• [PROBLEM TO WORK ON]
Repeat the listing word for word. No pictures belong in the copy.

Figure record extracts:
____
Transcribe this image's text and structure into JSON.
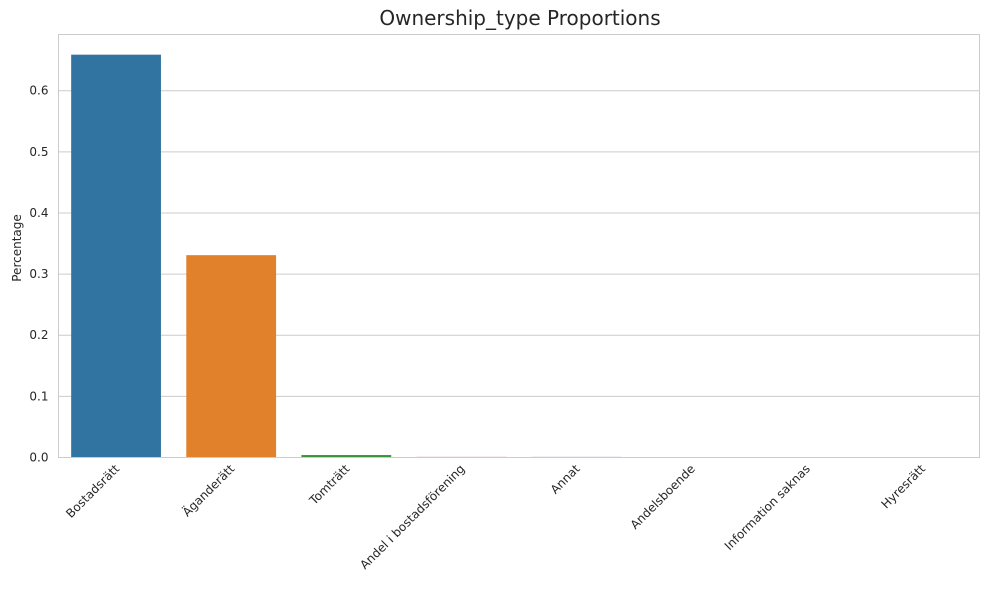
{
  "chart_data": {
    "type": "bar",
    "title": "Ownership_type Proportions",
    "xlabel": "",
    "ylabel": "Percentage",
    "categories": [
      "Bostadsrätt",
      "Äganderätt",
      "Tomträtt",
      "Andel i bostadsförening",
      "Annat",
      "Andelsboende",
      "Information saknas",
      "Hyresrätt"
    ],
    "values": [
      0.659,
      0.331,
      0.004,
      0.001,
      0.001,
      0.0005,
      0.0003,
      0.0002
    ],
    "colors": [
      "#3274a1",
      "#e1812c",
      "#3a923a",
      "#c03d3e",
      "#9372b2",
      "#845b53",
      "#d684bd",
      "#7f7f7f"
    ],
    "ylim": [
      0,
      0.692
    ],
    "yticks": [
      "0.0",
      "0.1",
      "0.2",
      "0.3",
      "0.4",
      "0.5",
      "0.6"
    ],
    "grid": true,
    "style": {
      "grid_color": "#cccccc",
      "spine_color": "#cccccc",
      "text_color": "#262626"
    }
  }
}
____
• [FINISHED TASK]
Transcribe this image's text and structure into JSON.
{
  "chart_data": {
    "type": "bar",
    "title": "Ownership_type Proportions",
    "xlabel": "",
    "ylabel": "Percentage",
    "categories": [
      "Bostadsrätt",
      "Äganderätt",
      "Tomträtt",
      "Andel i bostadsförening",
      "Annat",
      "Andelsboende",
      "Information saknas",
      "Hyresrätt"
    ],
    "values": [
      0.659,
      0.331,
      0.004,
      0.001,
      0.001,
      0.0005,
      0.0003,
      0.0002
    ],
    "colors": [
      "#3274a1",
      "#e1812c",
      "#3a923a",
      "#c03d3e",
      "#9372b2",
      "#845b53",
      "#d684bd",
      "#7f7f7f"
    ],
    "ylim": [
      0,
      0.692
    ],
    "yticks": [
      "0.0",
      "0.1",
      "0.2",
      "0.3",
      "0.4",
      "0.5",
      "0.6"
    ],
    "grid": true,
    "style": {
      "grid_color": "#cccccc",
      "spine_color": "#cccccc",
      "text_color": "#262626"
    }
  }
}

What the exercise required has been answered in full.